** BEGIN Exercise materials **

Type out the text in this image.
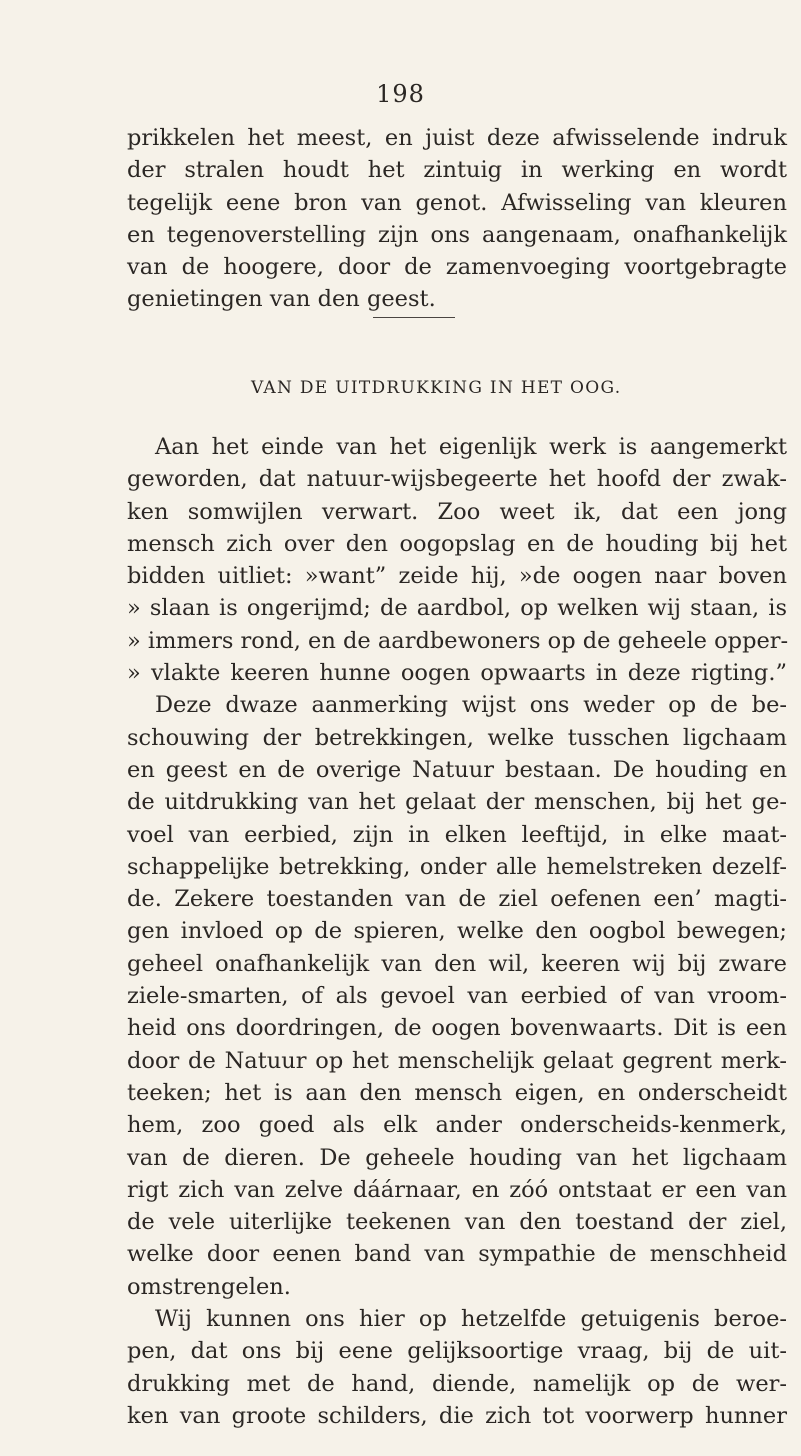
198
prikkelen het meest, en juist deze afwisselende indruk
der stralen houdt het zintuig in werking en wordt
tegelijk eene bron van genot. Afwisseling van kleuren
en tegenoverstelling zijn ons aangenaam, onafhankelijk
van de hoogere, door de zamenvoeging voortgebragte
genietingen van den geest.
VAN DE UITDRUKKING IN HET OOG.
Aan het einde van het eigenlijk werk is aangemerkt
geworden, dat natuur-wijsbegeerte het hoofd der zwak-
ken somwijlen verwart. Zoo weet ik, dat een jong
mensch zich over den oogopslag en de houding bij het
bidden uitliet: »want” zeide hij, »de oogen naar boven
» slaan is ongerijmd; de aardbol, op welken wij staan, is
» immers rond, en de aardbewoners op de geheele opper-
» vlakte keeren hunne oogen opwaarts in deze rigting.”
Deze dwaze aanmerking wijst ons weder op de be-
schouwing der betrekkingen, welke tusschen ligchaam
en geest en de overige Natuur bestaan. De houding en
de uitdrukking van het gelaat der menschen, bij het ge-
voel van eerbied, zijn in elken leeftijd, in elke maat-
schappelijke betrekking, onder alle hemelstreken dezelf-
de. Zekere toestanden van de ziel oefenen een’ magti-
gen invloed op de spieren, welke den oogbol bewegen;
geheel onafhankelijk van den wil, keeren wij bij zware
ziele-smarten, of als gevoel van eerbied of van vroom-
heid ons doordringen, de oogen bovenwaarts. Dit is een
door de Natuur op het menschelijk gelaat gegrent merk-
teeken; het is aan den mensch eigen, en onderscheidt
hem, zoo goed als elk ander onderscheids-kenmerk,
van de dieren. De geheele houding van het ligchaam
rigt zich van zelve dáárnaar, en zóó ontstaat er een van
de vele uiterlijke teekenen van den toestand der ziel,
welke door eenen band van sympathie de menschheid
omstrengelen.
Wij kunnen ons hier op hetzelfde getuigenis beroe-
pen, dat ons bij eene gelijksoortige vraag, bij de uit-
drukking met de hand, diende, namelijk op de wer-
ken van groote schilders, die zich tot voorwerp hunner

** END Exercise materials **

» Instructions for the task
Make a copy of each line that contains the string "houding".

» Task answer
mensch zich over den oogopslag en de houding bij het
en geest en de overige Natuur bestaan. De houding en
van de dieren. De geheele houding van het ligchaam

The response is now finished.